• _Task material_

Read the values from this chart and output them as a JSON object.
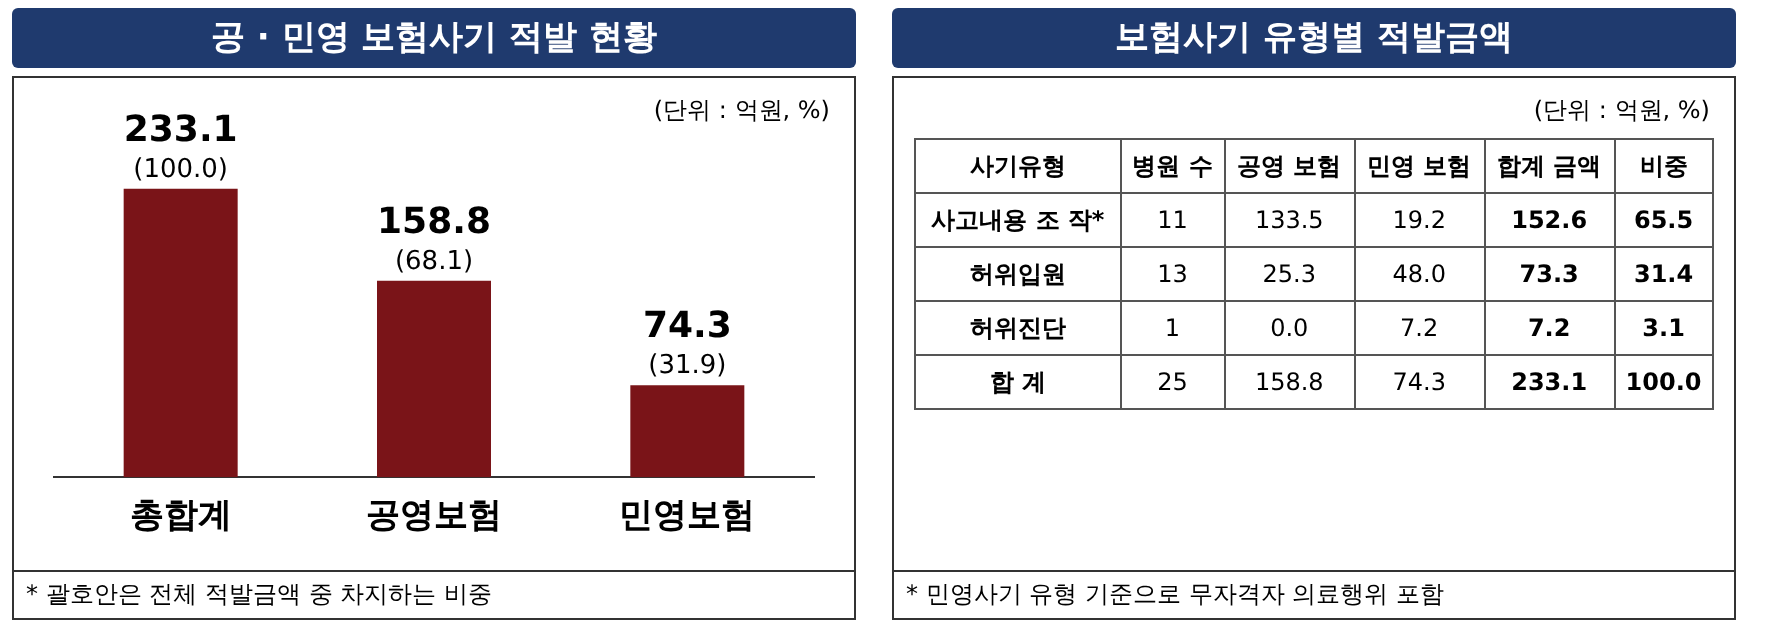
{
  "chart_data": [
    {
      "type": "bar",
      "title": "공 · 민영 보험사기 적발 현황",
      "categories": [
        "총합계",
        "공영보험",
        "민영보험"
      ],
      "values": [
        233.1,
        158.8,
        74.3
      ],
      "color": "#7a1418",
      "data_labels": true,
      "grid": false,
      "legend": false,
      "annotations": [
        {
          "text": "(100.0)",
          "x": "총합계",
          "y": 233.1
        },
        {
          "text": "(68.1)",
          "x": "공영보험",
          "y": 158.8
        },
        {
          "text": "(31.9)",
          "x": "민영보험",
          "y": 74.3
        },
        "(단위 : 억원, %)",
        "* 괄호안은 전체 적발금액 중 차지하는 비중"
      ]
    },
    {
      "type": "heatmap",
      "title": "보험사기 유형별 적발금액",
      "ylabel": "사기유형",
      "categories": [
        "병원 수",
        "공영 보험",
        "민영 보험",
        "합계 금액",
        "비중"
      ],
      "y_categories": [
        "사고내용 조 작*",
        "허위입원",
        "허위진단",
        "합 계"
      ],
      "cells": [
        [
          11,
          133.5,
          19.2,
          152.6,
          65.5
        ],
        [
          13,
          25.3,
          48.0,
          73.3,
          31.4
        ],
        [
          1,
          0.0,
          7.2,
          7.2,
          3.1
        ],
        [
          25,
          158.8,
          74.3,
          233.1,
          100.0
        ]
      ],
      "cell_labels": [
        [
          "11",
          "133.5",
          "19.2",
          "152.6",
          "65.5"
        ],
        [
          "13",
          "25.3",
          "48.0",
          "73.3",
          "31.4"
        ],
        [
          "1",
          "0.0",
          "7.2",
          "7.2",
          "3.1"
        ],
        [
          "25",
          "158.8",
          "74.3",
          "233.1",
          "100.0"
        ]
      ],
      "annotations": [
        "(단위 : 억원, %)",
        "* 민영사기 유형 기준으로 무자격자 의료행위 포함"
      ]
    }
  ]
}
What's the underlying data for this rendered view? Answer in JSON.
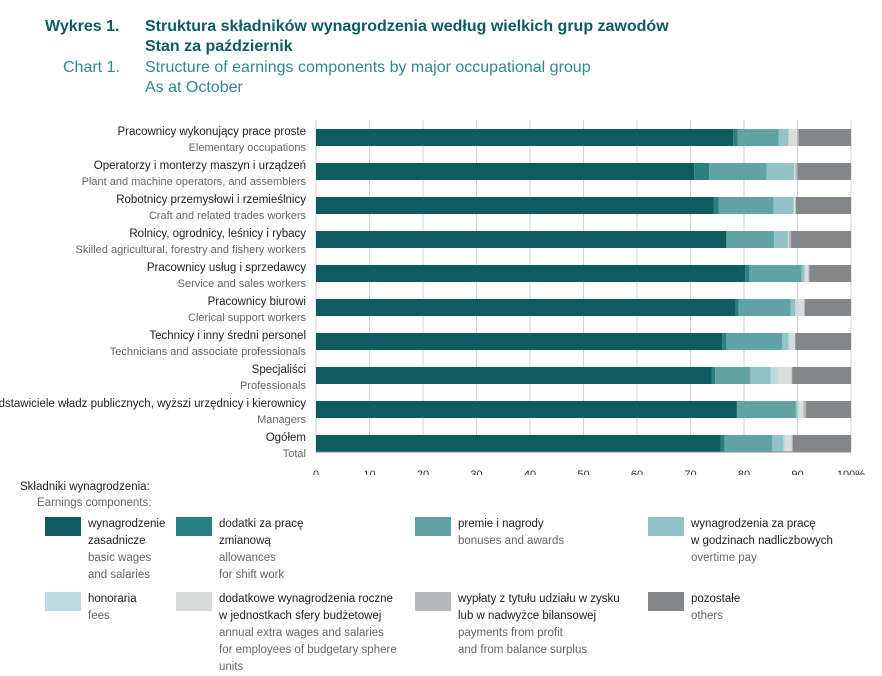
{
  "title": {
    "pl_label": "Wykres 1.",
    "pl_line1": "Struktura składników wynagrodzenia według wielkich grup zawodów",
    "pl_line2": "Stan za październik",
    "en_label": "Chart 1.",
    "en_line1": "Structure of earnings components by major occupational group",
    "en_line2": "As at October"
  },
  "legend": {
    "title_pl": "Składniki wynagrodzenia:",
    "title_en": "Earnings components:",
    "items": [
      {
        "pl1": "wynagrodzenie",
        "pl2": "zasadnicze",
        "en1": "basic wages",
        "en2": "and salaries"
      },
      {
        "pl1": "dodatki za pracę",
        "pl2": "zmianową",
        "en1": "allowances",
        "en2": "for shift work"
      },
      {
        "pl1": "premie i nagrody",
        "pl2": "",
        "en1": "bonuses and awards",
        "en2": ""
      },
      {
        "pl1": "wynagrodzenia za pracę",
        "pl2": "w godzinach nadliczbowych",
        "en1": "overtime pay",
        "en2": ""
      },
      {
        "pl1": "honoraria",
        "pl2": "",
        "en1": "fees",
        "en2": ""
      },
      {
        "pl1": "dodatkowe wynagrodzenia roczne",
        "pl2": "w jednostkach sfery budżetowej",
        "en1": "annual extra wages and salaries",
        "en2": "for employees of budgetary sphere units"
      },
      {
        "pl1": "wypłaty z tytułu udziału w zysku",
        "pl2": "lub w nadwyżce bilansowej",
        "en1": "payments from profit",
        "en2": "and from balance surplus"
      },
      {
        "pl1": "pozostałe",
        "pl2": "",
        "en1": "others",
        "en2": ""
      }
    ]
  },
  "chart_data": {
    "type": "bar",
    "orientation": "horizontal",
    "stacked": true,
    "xlim": [
      0,
      100
    ],
    "x_ticks": [
      "0",
      "10",
      "20",
      "30",
      "40",
      "50",
      "60",
      "70",
      "80",
      "90",
      "100%"
    ],
    "categories": [
      {
        "pl": "Pracownicy wykonujący prace proste",
        "en": "Elementary occupations"
      },
      {
        "pl": "Operatorzy i monterzy maszyn i urządzeń",
        "en": "Plant and machine operators, and assemblers"
      },
      {
        "pl": "Robotnicy przemysłowi i rzemieślnicy",
        "en": "Craft and related trades workers"
      },
      {
        "pl": "Rolnicy, ogrodnicy, leśnicy i rybacy",
        "en": "Skilled agricultural, forestry and fishery workers"
      },
      {
        "pl": "Pracownicy usług i sprzedawcy",
        "en": "Service and sales workers"
      },
      {
        "pl": "Pracownicy biurowi",
        "en": "Clerical support workers"
      },
      {
        "pl": "Technicy i inny średni personel",
        "en": "Technicians and associate professionals"
      },
      {
        "pl": "Specjaliści",
        "en": "Professionals"
      },
      {
        "pl": "Przedstawiciele władz publicznych, wyższi urzędnicy i kierownicy",
        "en": "Managers"
      },
      {
        "pl": "Ogółem",
        "en": "Total"
      }
    ],
    "series": [
      {
        "name": "wynagrodzenie zasadnicze / basic wages and salaries",
        "color": "#0e5c60",
        "values": [
          78.0,
          70.7,
          74.3,
          76.7,
          80.2,
          78.4,
          75.9,
          74.0,
          78.6,
          75.6
        ]
      },
      {
        "name": "dodatki za pracę zmianową / allowances for shift work",
        "color": "#2a7f80",
        "values": [
          0.8,
          2.8,
          1.0,
          0.1,
          0.8,
          0.6,
          0.8,
          0.6,
          0.1,
          0.8
        ]
      },
      {
        "name": "premie i nagrody / bonuses and awards",
        "color": "#5fa3a5",
        "values": [
          7.7,
          10.7,
          10.2,
          8.8,
          9.8,
          9.7,
          10.4,
          6.6,
          11.0,
          8.9
        ]
      },
      {
        "name": "wynagrodzenia za pracę w godzinach nadliczbowych / overtime pay",
        "color": "#93c3c6",
        "values": [
          1.8,
          5.2,
          3.8,
          2.6,
          0.5,
          0.9,
          1.2,
          3.8,
          0.3,
          2.1
        ]
      },
      {
        "name": "honoraria / fees",
        "color": "#bcdcdf",
        "values": [
          0.1,
          0.1,
          0.1,
          0.1,
          0.1,
          0.2,
          0.3,
          1.5,
          0.3,
          0.4
        ]
      },
      {
        "name": "dodatkowe wynagrodzenia roczne w jednostkach sfery budżetowej / annual extra wages and salaries for employees of budgetary sphere units",
        "color": "#dadcdc",
        "values": [
          1.5,
          0.1,
          0.2,
          0.1,
          0.6,
          1.4,
          0.9,
          2.4,
          0.8,
          1.1
        ]
      },
      {
        "name": "wypłaty z tytułu udziału w zysku lub w nadwyżce bilansowej / payments from profit and from balance surplus",
        "color": "#b6b7b8",
        "values": [
          0.3,
          0.4,
          0.1,
          0.4,
          0.2,
          0.2,
          0.1,
          0.1,
          0.5,
          0.2
        ]
      },
      {
        "name": "pozostałe / others",
        "color": "#848789",
        "values": [
          9.8,
          10.0,
          10.3,
          11.2,
          7.8,
          8.6,
          10.4,
          11.0,
          8.4,
          10.9
        ]
      }
    ]
  }
}
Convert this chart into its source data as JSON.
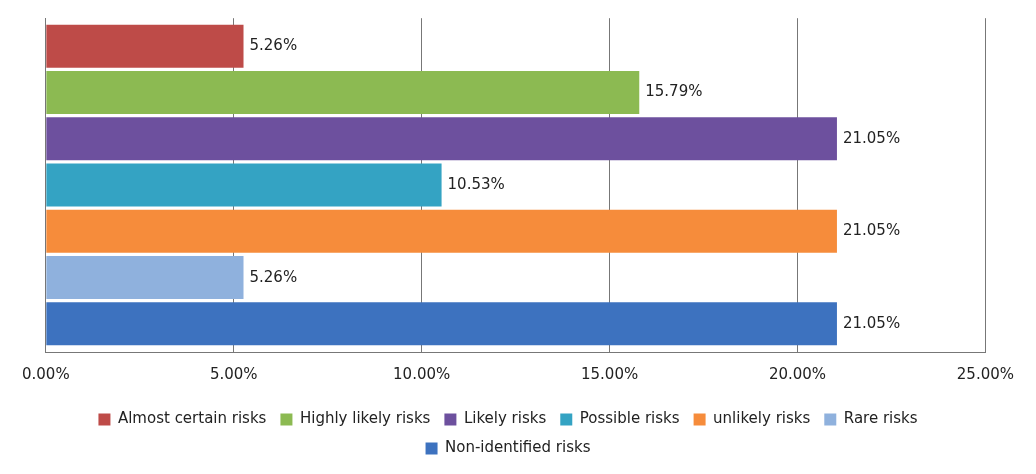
{
  "chart_data": {
    "type": "bar",
    "orientation": "horizontal",
    "categories": [
      null
    ],
    "series": [
      {
        "name": "Almost certain risks",
        "color": "#be4b48",
        "values": [
          5.26
        ],
        "value_labels": [
          "5.26%"
        ]
      },
      {
        "name": "Highly likely risks",
        "color": "#8cba52",
        "values": [
          15.79
        ],
        "value_labels": [
          "15.79%"
        ]
      },
      {
        "name": "Likely risks",
        "color": "#6d509e",
        "values": [
          21.05
        ],
        "value_labels": [
          "21.05%"
        ]
      },
      {
        "name": "Possible risks",
        "color": "#34a3c3",
        "values": [
          10.53
        ],
        "value_labels": [
          "10.53%"
        ]
      },
      {
        "name": "unlikely risks",
        "color": "#f68c3b",
        "values": [
          21.05
        ],
        "value_labels": [
          "21.05%"
        ]
      },
      {
        "name": "Rare risks",
        "color": "#8fb1dd",
        "values": [
          5.26
        ],
        "value_labels": [
          "5.26%"
        ]
      },
      {
        "name": "Non-identified risks",
        "color": "#3d72bf",
        "values": [
          21.05
        ],
        "value_labels": [
          "21.05%"
        ]
      }
    ],
    "xlim": [
      0,
      25
    ],
    "xticks": [
      {
        "value": 0,
        "label": "0.00%"
      },
      {
        "value": 5,
        "label": "5.00%"
      },
      {
        "value": 10,
        "label": "10.00%"
      },
      {
        "value": 15,
        "label": "15.00%"
      },
      {
        "value": 20,
        "label": "20.00%"
      },
      {
        "value": 25,
        "label": "25.00%"
      }
    ],
    "grid": "x",
    "legend": "bottom"
  }
}
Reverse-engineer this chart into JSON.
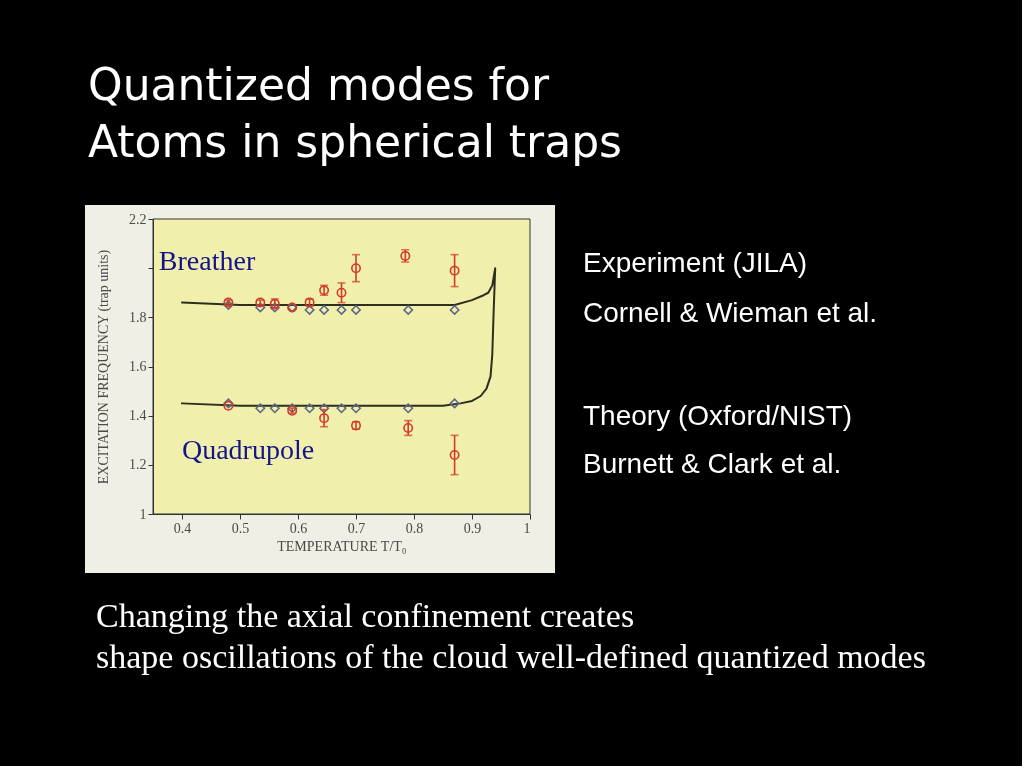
{
  "chart_data": {
    "type": "scatter",
    "title": "Quantized modes for\nAtoms in spherical traps",
    "xlabel": "TEMPERATURE T/T₀",
    "ylabel": "EXCITATION FREQUENCY (trap units)",
    "xlim": [
      0.35,
      1.0
    ],
    "xticks": [
      0.4,
      0.5,
      0.6,
      0.7,
      0.8,
      0.9,
      1
    ],
    "ylim": [
      1,
      2.2
    ],
    "yticks": [
      1,
      1.2,
      1.4,
      1.6,
      1.8,
      {
        "value": 2,
        "label": null
      },
      2.2
    ],
    "annotations": [
      "Breather",
      "Quadrupole",
      "Experiment  (JILA)",
      "Cornell & Wieman et al.",
      "Theory (Oxford/NIST)",
      "Burnett & Clark et al.",
      "Changing the axial confinement creates",
      "shape oscillations of the cloud well-defined quantized modes"
    ],
    "series": [
      {
        "type": "line",
        "color": "#2e2e20",
        "marker": "none",
        "line_style": "solid",
        "x": [
          0.4,
          0.5,
          0.6,
          0.7,
          0.8,
          0.85,
          0.88,
          0.9,
          0.915,
          0.925,
          0.932,
          0.935,
          0.937,
          0.94,
          0.935,
          0.928,
          0.92,
          0.9,
          0.87,
          0.8,
          0.7,
          0.6,
          0.5,
          0.4
        ],
        "values": [
          1.45,
          1.44,
          1.44,
          1.44,
          1.44,
          1.44,
          1.45,
          1.46,
          1.48,
          1.51,
          1.56,
          1.65,
          1.8,
          2.0,
          1.93,
          1.9,
          1.89,
          1.87,
          1.85,
          1.85,
          1.85,
          1.85,
          1.85,
          1.86
        ]
      },
      {
        "color": "#5a6886",
        "marker": "diamond",
        "x": [
          0.48,
          0.535,
          0.56,
          0.59,
          0.62,
          0.645,
          0.675,
          0.7,
          0.79,
          0.87,
          0.48,
          0.535,
          0.56,
          0.59,
          0.62,
          0.645,
          0.675,
          0.7,
          0.79,
          0.87
        ],
        "values": [
          1.85,
          1.84,
          1.84,
          1.84,
          1.83,
          1.83,
          1.83,
          1.83,
          1.83,
          1.83,
          1.45,
          1.43,
          1.43,
          1.43,
          1.43,
          1.43,
          1.43,
          1.43,
          1.43,
          1.45
        ]
      },
      {
        "color": "#d33a2c",
        "marker": "circle",
        "x": [
          0.48,
          0.535,
          0.56,
          0.59,
          0.62,
          0.645,
          0.675,
          0.7,
          0.785,
          0.87,
          0.48,
          0.59,
          0.645,
          0.7,
          0.79,
          0.87
        ],
        "values": [
          1.86,
          1.86,
          1.855,
          1.84,
          1.86,
          1.91,
          1.9,
          2.0,
          2.05,
          1.99,
          1.44,
          1.42,
          1.39,
          1.36,
          1.35,
          1.24
        ],
        "errors": [
          0.01,
          0.01,
          0.02,
          null,
          0.015,
          0.02,
          0.04,
          0.055,
          0.025,
          0.065,
          null,
          0.01,
          0.035,
          0.015,
          0.03,
          0.08
        ]
      }
    ]
  }
}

• _What is being asked_
Within the material above, find the lines that contain the word "JSON"; copy them.

• _Written reply_
Read the values from this chart and output them as a JSON object.
What's the underlying data for this rendered view? Answer in JSON.
Convert this chart into its source data as JSON.
Reverse-engineer this chart into JSON.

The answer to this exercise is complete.